**EXERCISE**
Restate the entries word for word, omitting nothing.

Items from a data source

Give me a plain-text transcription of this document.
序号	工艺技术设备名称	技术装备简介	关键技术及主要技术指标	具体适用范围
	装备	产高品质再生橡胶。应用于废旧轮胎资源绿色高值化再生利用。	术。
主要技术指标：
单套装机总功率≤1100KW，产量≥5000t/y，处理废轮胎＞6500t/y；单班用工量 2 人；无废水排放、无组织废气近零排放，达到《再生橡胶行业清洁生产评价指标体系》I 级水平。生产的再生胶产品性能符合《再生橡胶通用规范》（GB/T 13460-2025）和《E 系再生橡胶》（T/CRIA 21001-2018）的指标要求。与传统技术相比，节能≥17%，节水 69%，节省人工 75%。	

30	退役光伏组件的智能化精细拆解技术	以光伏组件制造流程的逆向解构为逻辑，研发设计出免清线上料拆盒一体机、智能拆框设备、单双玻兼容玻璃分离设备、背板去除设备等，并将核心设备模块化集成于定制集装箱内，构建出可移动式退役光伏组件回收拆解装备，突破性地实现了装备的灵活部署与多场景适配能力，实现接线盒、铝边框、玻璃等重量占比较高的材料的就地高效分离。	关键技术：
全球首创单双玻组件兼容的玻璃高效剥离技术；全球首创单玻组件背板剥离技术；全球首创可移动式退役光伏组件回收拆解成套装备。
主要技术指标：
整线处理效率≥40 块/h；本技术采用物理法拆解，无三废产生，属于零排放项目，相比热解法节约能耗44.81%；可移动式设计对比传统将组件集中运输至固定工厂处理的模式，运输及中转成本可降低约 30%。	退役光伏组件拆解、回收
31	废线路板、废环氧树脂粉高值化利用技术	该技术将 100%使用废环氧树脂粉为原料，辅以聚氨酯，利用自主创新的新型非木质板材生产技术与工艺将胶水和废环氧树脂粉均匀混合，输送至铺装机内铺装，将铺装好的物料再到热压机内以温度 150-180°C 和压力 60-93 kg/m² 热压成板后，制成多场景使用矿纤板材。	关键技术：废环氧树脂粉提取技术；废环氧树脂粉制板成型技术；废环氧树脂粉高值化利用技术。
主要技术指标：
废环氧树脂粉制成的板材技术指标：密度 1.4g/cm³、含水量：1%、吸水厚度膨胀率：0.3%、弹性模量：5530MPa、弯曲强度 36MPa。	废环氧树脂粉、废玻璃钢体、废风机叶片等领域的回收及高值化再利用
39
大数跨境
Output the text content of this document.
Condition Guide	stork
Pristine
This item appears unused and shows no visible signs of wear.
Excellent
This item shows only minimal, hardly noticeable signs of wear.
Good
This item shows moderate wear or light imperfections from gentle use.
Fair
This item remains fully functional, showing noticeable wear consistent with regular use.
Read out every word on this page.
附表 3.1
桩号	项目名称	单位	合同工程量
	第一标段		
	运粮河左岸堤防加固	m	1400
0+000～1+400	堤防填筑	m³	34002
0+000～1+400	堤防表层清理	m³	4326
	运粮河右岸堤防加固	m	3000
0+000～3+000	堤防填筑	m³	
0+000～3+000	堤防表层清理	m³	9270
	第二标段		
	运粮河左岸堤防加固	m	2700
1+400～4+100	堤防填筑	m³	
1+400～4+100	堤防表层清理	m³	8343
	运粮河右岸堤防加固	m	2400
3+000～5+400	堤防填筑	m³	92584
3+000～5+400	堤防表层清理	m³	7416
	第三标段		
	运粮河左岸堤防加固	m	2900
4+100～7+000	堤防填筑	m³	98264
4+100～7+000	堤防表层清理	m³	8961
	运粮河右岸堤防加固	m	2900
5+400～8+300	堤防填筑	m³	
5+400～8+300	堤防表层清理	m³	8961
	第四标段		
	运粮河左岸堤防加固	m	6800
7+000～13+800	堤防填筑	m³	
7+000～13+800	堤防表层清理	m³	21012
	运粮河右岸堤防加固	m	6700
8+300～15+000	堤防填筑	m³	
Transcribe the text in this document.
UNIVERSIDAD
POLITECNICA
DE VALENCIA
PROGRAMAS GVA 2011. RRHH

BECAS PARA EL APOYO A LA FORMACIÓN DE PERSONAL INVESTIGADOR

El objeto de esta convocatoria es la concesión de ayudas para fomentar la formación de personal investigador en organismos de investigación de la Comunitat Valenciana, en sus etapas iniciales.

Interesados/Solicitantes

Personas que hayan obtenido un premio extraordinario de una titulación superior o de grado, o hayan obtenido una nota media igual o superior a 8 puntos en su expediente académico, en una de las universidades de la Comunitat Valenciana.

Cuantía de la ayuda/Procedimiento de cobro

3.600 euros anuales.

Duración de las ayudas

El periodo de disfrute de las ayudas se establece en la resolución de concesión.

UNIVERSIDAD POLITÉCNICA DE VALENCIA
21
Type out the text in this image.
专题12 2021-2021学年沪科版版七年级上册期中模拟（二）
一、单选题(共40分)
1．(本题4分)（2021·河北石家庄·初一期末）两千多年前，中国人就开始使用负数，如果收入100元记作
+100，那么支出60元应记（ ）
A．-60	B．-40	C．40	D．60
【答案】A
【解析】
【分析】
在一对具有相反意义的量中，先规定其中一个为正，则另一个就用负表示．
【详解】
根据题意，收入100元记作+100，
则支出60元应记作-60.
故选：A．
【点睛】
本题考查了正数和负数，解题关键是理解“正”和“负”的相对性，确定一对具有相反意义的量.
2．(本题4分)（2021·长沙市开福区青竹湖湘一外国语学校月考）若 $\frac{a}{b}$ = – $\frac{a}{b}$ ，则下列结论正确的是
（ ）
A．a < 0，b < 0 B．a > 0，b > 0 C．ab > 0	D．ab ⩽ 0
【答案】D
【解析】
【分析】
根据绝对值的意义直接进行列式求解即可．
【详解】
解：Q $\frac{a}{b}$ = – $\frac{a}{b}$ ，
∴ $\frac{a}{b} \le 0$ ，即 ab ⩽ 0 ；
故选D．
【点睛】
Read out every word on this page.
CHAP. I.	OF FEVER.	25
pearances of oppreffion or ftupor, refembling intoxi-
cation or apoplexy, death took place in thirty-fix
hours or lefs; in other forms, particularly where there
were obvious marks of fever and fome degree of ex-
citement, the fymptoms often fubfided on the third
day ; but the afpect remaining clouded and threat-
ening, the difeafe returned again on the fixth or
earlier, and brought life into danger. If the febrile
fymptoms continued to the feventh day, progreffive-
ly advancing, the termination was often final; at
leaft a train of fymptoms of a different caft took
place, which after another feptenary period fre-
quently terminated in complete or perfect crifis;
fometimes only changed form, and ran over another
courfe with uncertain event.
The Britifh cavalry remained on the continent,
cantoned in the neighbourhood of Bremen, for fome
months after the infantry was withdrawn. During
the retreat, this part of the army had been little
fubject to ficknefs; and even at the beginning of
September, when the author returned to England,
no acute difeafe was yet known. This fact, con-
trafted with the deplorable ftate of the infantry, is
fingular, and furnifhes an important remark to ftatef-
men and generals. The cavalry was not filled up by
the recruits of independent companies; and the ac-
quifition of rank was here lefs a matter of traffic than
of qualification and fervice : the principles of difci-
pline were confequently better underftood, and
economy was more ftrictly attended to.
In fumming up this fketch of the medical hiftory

**EXERCISE OUTPUT**
Give me a plain-text transcription of this document.
序号	工艺技术设备名称	技术装备简介	关键技术及主要技术指标	具体适用范围
	装备	产高品质再生橡胶。应用于废旧轮胎资源绿色高值化再生利用。	术。
主要技术指标：
单套装机总功率≤1100KW，产量≥5000t/y，处理废轮胎＞6500t/y；单班用工量 2 人；无废水排放、无组织废气近零排放，达到《再生橡胶行业清洁生产评价指标体系》I 级水平。生产的再生胶产品性能符合《再生橡胶通用规范》（GB/T 13460-2025）和《E 系再生橡胶》（T/CRIA 21001-2018）的指标要求。与传统技术相比，节能≥17%，节水 69%，节省人工 75%。	

30	退役光伏组件的智能化精细拆解技术	以光伏组件制造流程的逆向解构为逻辑，研发设计出免清线上料拆盒一体机、智能拆框设备、单双玻兼容玻璃分离设备、背板去除设备等，并将核心设备模块化集成于定制集装箱内，构建出可移动式退役光伏组件回收拆解装备，突破性地实现了装备的灵活部署与多场景适配能力，实现接线盒、铝边框、玻璃等重量占比较高的材料的就地高效分离。	关键技术：
全球首创单双玻组件兼容的玻璃高效剥离技术；全球首创单玻组件背板剥离技术；全球首创可移动式退役光伏组件回收拆解成套装备。
主要技术指标：
整线处理效率≥40 块/h；本技术采用物理法拆解，无三废产生，属于零排放项目，相比热解法节约能耗44.81%；可移动式设计对比传统将组件集中运输至固定工厂处理的模式，运输及中转成本可降低约 30%。	退役光伏组件拆解、回收
31	废线路板、废环氧树脂粉高值化利用技术	该技术将 100%使用废环氧树脂粉为原料，辅以聚氨酯，利用自主创新的新型非木质板材生产技术与工艺将胶水和废环氧树脂粉均匀混合，输送至铺装机内铺装，将铺装好的物料再到热压机内以温度 150-180°C 和压力 60-93 kg/m² 热压成板后，制成多场景使用矿纤板材。	关键技术：废环氧树脂粉提取技术；废环氧树脂粉制板成型技术；废环氧树脂粉高值化利用技术。
主要技术指标：
废环氧树脂粉制成的板材技术指标：密度 1.4g/cm³、含水量：1%、吸水厚度膨胀率：0.3%、弹性模量：5530MPa、弯曲强度 36MPa。	废环氧树脂粉、废玻璃钢体、废风机叶片等领域的回收及高值化再利用
39
大数跨境
Output the text content of this document.
Condition Guide	stork
Pristine
This item appears unused and shows no visible signs of wear.
Excellent
This item shows only minimal, hardly noticeable signs of wear.
Good
This item shows moderate wear or light imperfections from gentle use.
Fair
This item remains fully functional, showing noticeable wear consistent with regular use.
Read out every word on this page.
附表 3.1
桩号	项目名称	单位	合同工程量
	第一标段		
	运粮河左岸堤防加固	m	1400
0+000～1+400	堤防填筑	m³	34002
0+000～1+400	堤防表层清理	m³	4326
	运粮河右岸堤防加固	m	3000
0+000～3+000	堤防填筑	m³	
0+000～3+000	堤防表层清理	m³	9270
	第二标段		
	运粮河左岸堤防加固	m	2700
1+400～4+100	堤防填筑	m³	
1+400～4+100	堤防表层清理	m³	8343
	运粮河右岸堤防加固	m	2400
3+000～5+400	堤防填筑	m³	92584
3+000～5+400	堤防表层清理	m³	7416
	第三标段		
	运粮河左岸堤防加固	m	2900
4+100～7+000	堤防填筑	m³	98264
4+100～7+000	堤防表层清理	m³	8961
	运粮河右岸堤防加固	m	2900
5+400～8+300	堤防填筑	m³	
5+400～8+300	堤防表层清理	m³	8961
	第四标段		
	运粮河左岸堤防加固	m	6800
7+000～13+800	堤防填筑	m³	
7+000～13+800	堤防表层清理	m³	21012
	运粮河右岸堤防加固	m	6700
8+300～15+000	堤防填筑	m³	
Transcribe the text in this document.
UNIVERSIDAD
POLITECNICA
DE VALENCIA
PROGRAMAS GVA 2011. RRHH

BECAS PARA EL APOYO A LA FORMACIÓN DE PERSONAL INVESTIGADOR

El objeto de esta convocatoria es la concesión de ayudas para fomentar la formación de personal investigador en organismos de investigación de la Comunitat Valenciana, en sus etapas iniciales.

Interesados/Solicitantes

Personas que hayan obtenido un premio extraordinario de una titulación superior o de grado, o hayan obtenido una nota media igual o superior a 8 puntos en su expediente académico, en una de las universidades de la Comunitat Valenciana.

Cuantía de la ayuda/Procedimiento de cobro

3.600 euros anuales.

Duración de las ayudas

El periodo de disfrute de las ayudas se establece en la resolución de concesión.

UNIVERSIDAD POLITÉCNICA DE VALENCIA
21
Type out the text in this image.
专题12 2021-2021学年沪科版版七年级上册期中模拟（二）
一、单选题(共40分)
1．(本题4分)（2021·河北石家庄·初一期末）两千多年前，中国人就开始使用负数，如果收入100元记作
+100，那么支出60元应记（ ）
A．-60	B．-40	C．40	D．60
【答案】A
【解析】
【分析】
在一对具有相反意义的量中，先规定其中一个为正，则另一个就用负表示．
【详解】
根据题意，收入100元记作+100，
则支出60元应记作-60.
故选：A．
【点睛】
本题考查了正数和负数，解题关键是理解“正”和“负”的相对性，确定一对具有相反意义的量.
2．(本题4分)（2021·长沙市开福区青竹湖湘一外国语学校月考）若 $\frac{a}{b}$ = – $\frac{a}{b}$ ，则下列结论正确的是
（ ）
A．a < 0，b < 0 B．a > 0，b > 0 C．ab > 0	D．ab ⩽ 0
【答案】D
【解析】
【分析】
根据绝对值的意义直接进行列式求解即可．
【详解】
解：Q $\frac{a}{b}$ = – $\frac{a}{b}$ ，
∴ $\frac{a}{b} \le 0$ ，即 ab ⩽ 0 ；
故选D．
【点睛】
Read out every word on this page.
CHAP. I.	OF FEVER.	25
pearances of oppreffion or ftupor, refembling intoxi-
cation or apoplexy, death took place in thirty-fix
hours or lefs; in other forms, particularly where there
were obvious marks of fever and fome degree of ex-
citement, the fymptoms often fubfided on the third
day ; but the afpect remaining clouded and threat-
ening, the difeafe returned again on the fixth or
earlier, and brought life into danger. If the febrile
fymptoms continued to the feventh day, progreffive-
ly advancing, the termination was often final; at
leaft a train of fymptoms of a different caft took
place, which after another feptenary period fre-
quently terminated in complete or perfect crifis;
fometimes only changed form, and ran over another
courfe with uncertain event.
The Britifh cavalry remained on the continent,
cantoned in the neighbourhood of Bremen, for fome
months after the infantry was withdrawn. During
the retreat, this part of the army had been little
fubject to ficknefs; and even at the beginning of
September, when the author returned to England,
no acute difeafe was yet known. This fact, con-
trafted with the deplorable ftate of the infantry, is
fingular, and furnifhes an important remark to ftatef-
men and generals. The cavalry was not filled up by
the recruits of independent companies; and the ac-
quifition of rank was here lefs a matter of traffic than
of qualification and fervice : the principles of difci-
pline were confequently better underftood, and
economy was more ftrictly attended to.
In fumming up this fketch of the medical hiftory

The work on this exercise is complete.